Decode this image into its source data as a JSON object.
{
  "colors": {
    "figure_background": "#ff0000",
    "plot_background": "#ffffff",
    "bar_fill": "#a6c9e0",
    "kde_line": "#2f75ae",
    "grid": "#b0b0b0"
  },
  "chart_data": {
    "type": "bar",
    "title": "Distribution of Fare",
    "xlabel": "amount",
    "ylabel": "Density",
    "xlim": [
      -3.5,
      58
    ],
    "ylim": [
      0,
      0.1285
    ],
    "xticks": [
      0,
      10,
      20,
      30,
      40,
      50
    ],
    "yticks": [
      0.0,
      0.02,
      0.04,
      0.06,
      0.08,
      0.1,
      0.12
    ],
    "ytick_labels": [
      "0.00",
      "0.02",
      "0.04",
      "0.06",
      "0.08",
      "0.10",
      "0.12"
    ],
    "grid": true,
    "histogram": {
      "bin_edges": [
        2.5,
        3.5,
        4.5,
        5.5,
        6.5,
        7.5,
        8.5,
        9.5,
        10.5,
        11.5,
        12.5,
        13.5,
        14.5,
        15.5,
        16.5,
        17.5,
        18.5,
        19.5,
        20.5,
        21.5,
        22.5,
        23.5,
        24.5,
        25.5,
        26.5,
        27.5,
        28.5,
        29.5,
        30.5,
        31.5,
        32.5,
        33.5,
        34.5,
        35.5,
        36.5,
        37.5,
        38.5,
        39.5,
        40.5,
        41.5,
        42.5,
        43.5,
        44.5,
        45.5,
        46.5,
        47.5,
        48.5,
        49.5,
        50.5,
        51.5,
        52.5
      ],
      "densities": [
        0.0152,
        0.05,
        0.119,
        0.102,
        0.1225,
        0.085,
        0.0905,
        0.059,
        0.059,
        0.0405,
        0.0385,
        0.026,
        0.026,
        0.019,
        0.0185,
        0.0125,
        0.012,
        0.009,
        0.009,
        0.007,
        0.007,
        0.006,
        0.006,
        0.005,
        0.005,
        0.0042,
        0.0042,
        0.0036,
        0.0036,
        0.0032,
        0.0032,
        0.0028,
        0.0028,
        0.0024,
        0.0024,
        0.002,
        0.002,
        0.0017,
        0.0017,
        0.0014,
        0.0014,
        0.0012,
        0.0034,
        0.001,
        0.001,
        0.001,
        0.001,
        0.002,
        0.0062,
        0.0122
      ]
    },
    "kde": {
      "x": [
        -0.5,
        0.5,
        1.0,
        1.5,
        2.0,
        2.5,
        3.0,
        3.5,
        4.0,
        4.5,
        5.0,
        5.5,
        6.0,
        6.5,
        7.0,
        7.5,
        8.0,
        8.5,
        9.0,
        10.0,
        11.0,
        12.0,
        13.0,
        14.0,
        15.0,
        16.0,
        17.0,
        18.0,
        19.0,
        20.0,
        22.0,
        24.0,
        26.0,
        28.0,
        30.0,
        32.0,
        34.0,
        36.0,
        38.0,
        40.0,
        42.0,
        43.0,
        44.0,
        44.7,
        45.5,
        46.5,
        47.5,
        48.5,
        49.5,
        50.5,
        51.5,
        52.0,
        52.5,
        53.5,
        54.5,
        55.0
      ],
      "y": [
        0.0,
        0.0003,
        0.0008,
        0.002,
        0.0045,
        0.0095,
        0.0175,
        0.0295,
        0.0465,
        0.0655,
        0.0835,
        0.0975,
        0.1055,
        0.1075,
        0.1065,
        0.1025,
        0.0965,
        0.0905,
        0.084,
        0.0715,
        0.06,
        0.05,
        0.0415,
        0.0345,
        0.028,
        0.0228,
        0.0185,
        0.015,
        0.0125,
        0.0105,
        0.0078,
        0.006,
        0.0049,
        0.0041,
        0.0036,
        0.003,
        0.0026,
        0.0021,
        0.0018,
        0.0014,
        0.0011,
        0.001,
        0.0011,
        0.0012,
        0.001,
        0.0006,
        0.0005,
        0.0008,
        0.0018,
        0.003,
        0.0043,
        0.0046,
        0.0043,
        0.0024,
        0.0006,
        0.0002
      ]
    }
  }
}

::::::

> WHAT YOU HAVE TO DO
Print all the data exactly.

> WRITTEN RESPONSE
Decode this image into its source data as a JSON object.
{
  "colors": {
    "figure_background": "#ff0000",
    "plot_background": "#ffffff",
    "bar_fill": "#a6c9e0",
    "kde_line": "#2f75ae",
    "grid": "#b0b0b0"
  },
  "chart_data": {
    "type": "bar",
    "title": "Distribution of Fare",
    "xlabel": "amount",
    "ylabel": "Density",
    "xlim": [
      -3.5,
      58
    ],
    "ylim": [
      0,
      0.1285
    ],
    "xticks": [
      0,
      10,
      20,
      30,
      40,
      50
    ],
    "yticks": [
      0.0,
      0.02,
      0.04,
      0.06,
      0.08,
      0.1,
      0.12
    ],
    "ytick_labels": [
      "0.00",
      "0.02",
      "0.04",
      "0.06",
      "0.08",
      "0.10",
      "0.12"
    ],
    "grid": true,
    "histogram": {
      "bin_edges": [
        2.5,
        3.5,
        4.5,
        5.5,
        6.5,
        7.5,
        8.5,
        9.5,
        10.5,
        11.5,
        12.5,
        13.5,
        14.5,
        15.5,
        16.5,
        17.5,
        18.5,
        19.5,
        20.5,
        21.5,
        22.5,
        23.5,
        24.5,
        25.5,
        26.5,
        27.5,
        28.5,
        29.5,
        30.5,
        31.5,
        32.5,
        33.5,
        34.5,
        35.5,
        36.5,
        37.5,
        38.5,
        39.5,
        40.5,
        41.5,
        42.5,
        43.5,
        44.5,
        45.5,
        46.5,
        47.5,
        48.5,
        49.5,
        50.5,
        51.5,
        52.5
      ],
      "densities": [
        0.0152,
        0.05,
        0.119,
        0.102,
        0.1225,
        0.085,
        0.0905,
        0.059,
        0.059,
        0.0405,
        0.0385,
        0.026,
        0.026,
        0.019,
        0.0185,
        0.0125,
        0.012,
        0.009,
        0.009,
        0.007,
        0.007,
        0.006,
        0.006,
        0.005,
        0.005,
        0.0042,
        0.0042,
        0.0036,
        0.0036,
        0.0032,
        0.0032,
        0.0028,
        0.0028,
        0.0024,
        0.0024,
        0.002,
        0.002,
        0.0017,
        0.0017,
        0.0014,
        0.0014,
        0.0012,
        0.0034,
        0.001,
        0.001,
        0.001,
        0.001,
        0.002,
        0.0062,
        0.0122
      ]
    },
    "kde": {
      "x": [
        -0.5,
        0.5,
        1.0,
        1.5,
        2.0,
        2.5,
        3.0,
        3.5,
        4.0,
        4.5,
        5.0,
        5.5,
        6.0,
        6.5,
        7.0,
        7.5,
        8.0,
        8.5,
        9.0,
        10.0,
        11.0,
        12.0,
        13.0,
        14.0,
        15.0,
        16.0,
        17.0,
        18.0,
        19.0,
        20.0,
        22.0,
        24.0,
        26.0,
        28.0,
        30.0,
        32.0,
        34.0,
        36.0,
        38.0,
        40.0,
        42.0,
        43.0,
        44.0,
        44.7,
        45.5,
        46.5,
        47.5,
        48.5,
        49.5,
        50.5,
        51.5,
        52.0,
        52.5,
        53.5,
        54.5,
        55.0
      ],
      "y": [
        0.0,
        0.0003,
        0.0008,
        0.002,
        0.0045,
        0.0095,
        0.0175,
        0.0295,
        0.0465,
        0.0655,
        0.0835,
        0.0975,
        0.1055,
        0.1075,
        0.1065,
        0.1025,
        0.0965,
        0.0905,
        0.084,
        0.0715,
        0.06,
        0.05,
        0.0415,
        0.0345,
        0.028,
        0.0228,
        0.0185,
        0.015,
        0.0125,
        0.0105,
        0.0078,
        0.006,
        0.0049,
        0.0041,
        0.0036,
        0.003,
        0.0026,
        0.0021,
        0.0018,
        0.0014,
        0.0011,
        0.001,
        0.0011,
        0.0012,
        0.001,
        0.0006,
        0.0005,
        0.0008,
        0.0018,
        0.003,
        0.0043,
        0.0046,
        0.0043,
        0.0024,
        0.0006,
        0.0002
      ]
    }
  }
}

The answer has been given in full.